SET TASK: Report every line in the data below that contains the word "player", treating uppercase and lowercase letters as different.

ENTRIES PROVIDED:
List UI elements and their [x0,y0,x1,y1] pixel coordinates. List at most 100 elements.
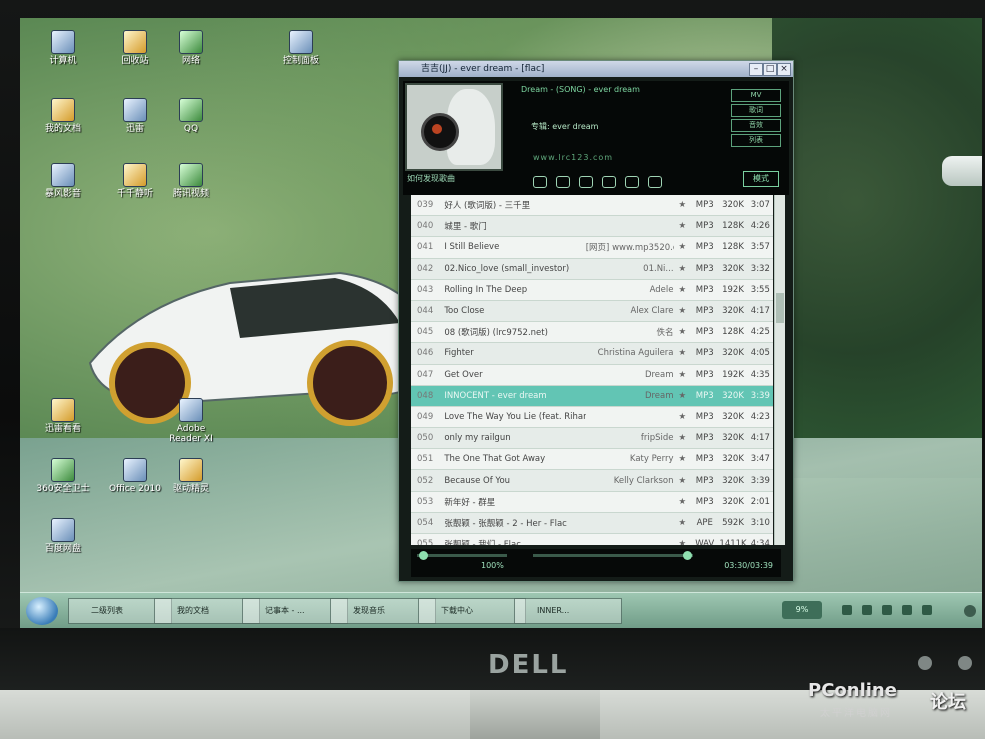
desktop-icon[interactable]: Office 2010 [104,458,166,494]
playlist-row[interactable]: 040 城里 - 歌门 ★ MP3 128K 4:26 [411,216,773,238]
favorite-icon[interactable]: ★ [674,242,692,252]
desktop-screen: 计算机 回收站 网络 控制面板我的文档 迅雷 QQ 暴风影音 千千静听 腾讯视频 Adobe Re… [20,18,982,628]
volume-slider[interactable] [417,551,507,560]
music-player-window[interactable]: 吉吉(JJ) - ever dream - [flac] – □ × Dream… [398,60,794,582]
desktop-icon[interactable]: 暴风影音 [32,163,94,199]
volume-knob[interactable] [419,551,428,560]
desktop-icon[interactable]: 回收站 [104,30,166,66]
desktop-icon[interactable]: 我的文档 [32,98,94,134]
playlist-row[interactable]: 041 I Still Believe [网页] www.mp3520.c...★M… [411,237,773,259]
playlist-row[interactable]: 051 The One That Got Away Katy Perry ★ MP3 32… [411,449,773,471]
track-bitrate: 128K [722,327,744,338]
player-hint[interactable]: 如何发现歌曲 [407,173,455,184]
favorite-icon[interactable]: ★ [674,497,692,507]
track-title: only my railgun [444,433,511,444]
play-icon[interactable] [579,176,594,188]
minimize-button[interactable]: – [749,63,763,76]
side-button-list[interactable]: 列表 [731,134,781,147]
favorite-icon[interactable]: ★ [674,518,692,528]
track-format: MP3 [695,348,714,359]
track-number: 050 [417,433,434,444]
desktop-icon[interactable]: 百度网盘 [32,518,94,554]
track-format: MP3 [695,496,714,507]
start-button[interactable] [26,597,58,625]
desktop-icon[interactable]: 360安全卫士 [32,458,94,494]
favorite-icon[interactable]: ★ [674,348,692,358]
network-icon[interactable] [842,605,852,615]
playlist-row[interactable]: 042 02.Nico_love (small_investor) 01.Ni...… [411,258,773,280]
monitor-button[interactable] [918,656,932,670]
favorite-icon[interactable]: ★ [674,200,692,210]
tray-app-icon[interactable] [922,605,932,615]
desktop-icon-label: 回收站 [121,56,149,66]
favorite-icon[interactable]: ★ [674,412,692,422]
taskbar-item[interactable]: 下载中心 [418,598,526,624]
desktop-icon[interactable]: 迅雷看看 [32,398,94,434]
playlist-row[interactable]: 055 张靓颖 - 我们 - Flac ★WAV 1411K4:34 [411,534,773,545]
player-titlebar[interactable]: 吉吉(JJ) - ever dream - [flac] – □ × [399,61,793,77]
maximize-button[interactable]: □ [763,63,777,76]
app-icon [123,458,147,482]
favorite-icon[interactable]: ★ [674,306,692,316]
power-button[interactable] [958,656,972,670]
playlist-row[interactable]: 054 张靓颖 - 张靓颖 - 2 - Her - Flac ★ APE 592K 3:1… [411,512,773,534]
track-title: I Still Believe [444,242,500,253]
favorite-icon[interactable]: ★ [674,264,692,274]
favorite-icon[interactable]: ★ [674,370,692,380]
tray-app-icon[interactable] [882,605,892,615]
side-button-lyrics[interactable]: 歌词 [731,104,781,117]
playlist-row[interactable]: 052 Because Of You Kelly Clarkson ★ MP3 320K 3… [411,470,773,492]
favorite-icon[interactable]: ★ [674,454,692,464]
desktop-icon[interactable]: 计算机 [32,30,94,66]
track-number: 054 [417,517,434,528]
playlist-row[interactable]: 049 Love The Way You Lie (feat. Rihanna) ★… [411,407,773,429]
favorite-icon[interactable]: ★ [674,221,692,231]
scrollbar-thumb[interactable] [776,293,784,323]
track-title: 08 (歌词版) (lrc9752.net) [444,328,548,339]
pause-icon[interactable] [602,176,617,188]
playlist-scrollbar[interactable] [774,195,785,545]
tray-badge[interactable]: 9% [782,601,822,619]
desktop-icon[interactable]: Adobe Reader XI [160,398,222,444]
playlist-row-selected[interactable]: 048 INNOCENT - ever dream Dream ★ MP3 320K 3:3… [411,385,773,407]
volume-icon[interactable] [862,605,872,615]
desktop-icon[interactable]: 网络 [160,30,222,66]
playlist-row[interactable]: 045 08 (歌词版) (lrc9752.net) 佚名 ★ MP3 128K 4:25 [411,322,773,344]
favorite-icon[interactable]: ★ [674,433,692,443]
playlist-row[interactable]: 046 Fighter Christina Aguilera ★ MP3 320K 4:05 [411,343,773,365]
playlist-row[interactable]: 039 好人 (歌词版) - 三千里 ★ MP3 320K 3:07 [411,195,773,217]
progress-slider[interactable] [533,551,693,560]
desktop-icon[interactable]: 迅雷 [104,98,166,134]
next-icon[interactable] [625,176,640,188]
playlist-row[interactable]: 044 Too Close Alex Clare ★ MP3 320K 4:17 [411,300,773,323]
prev-icon[interactable] [533,176,547,188]
side-button-mv[interactable]: MV [731,89,781,102]
playlist-row[interactable]: 047 Get Over Dream ★ MP3 192K 4:35 [411,365,773,386]
close-button[interactable]: × [777,63,791,76]
desktop-icon[interactable]: 控制面板 [270,30,332,66]
favorite-icon[interactable]: ★ [674,327,692,337]
desktop-icon-label: 网络 [181,56,200,66]
desktop-icon[interactable]: 驱动精灵 [160,458,222,494]
favorite-icon[interactable]: ★ [674,285,692,295]
desktop-icon[interactable]: 千千静听 [104,163,166,199]
desktop-icon[interactable]: 腾讯视频 [160,163,222,199]
tray-app-icon[interactable] [902,605,912,615]
stop-icon[interactable] [556,176,571,188]
favorite-icon[interactable]: ★ [674,476,692,486]
clock-icon[interactable] [964,605,976,617]
open-icon[interactable] [648,176,663,188]
playlist-row[interactable]: 053 新年好 - 群星 ★ MP3 320K 2:01 [411,492,773,513]
volume-percent: 100% [481,561,504,570]
playlist-row[interactable]: 043 Rolling In The Deep Adele ★ MP3 192K 3:55 [411,280,773,301]
desktop-icon[interactable]: QQ [160,98,222,134]
playlist-row[interactable]: 050 only my railgun fripSide ★ MP3 320K 4:17 [411,428,773,450]
track-bitrate: 592K [722,517,744,528]
favorite-icon[interactable]: ★ [674,391,692,401]
mode-button[interactable]: 模式 [743,171,779,187]
taskbar-item-active[interactable]: INNER... [514,598,622,624]
progress-knob[interactable] [683,551,692,560]
sidebar-gadget[interactable] [942,156,982,186]
favorite-icon[interactable]: ★ [674,539,692,545]
side-button-effects[interactable]: 音效 [731,119,781,132]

TASK SOLUTION:
music-player-window[interactable]: 吉吉(JJ) - ever dream - [flac] – □ × Dream… [398,60,794,582]
player-hint[interactable]: 如何发现歌曲 [407,173,455,184]
player-titlebar[interactable]: 吉吉(JJ) - ever dream - [flac] – □ × [399,61,793,77]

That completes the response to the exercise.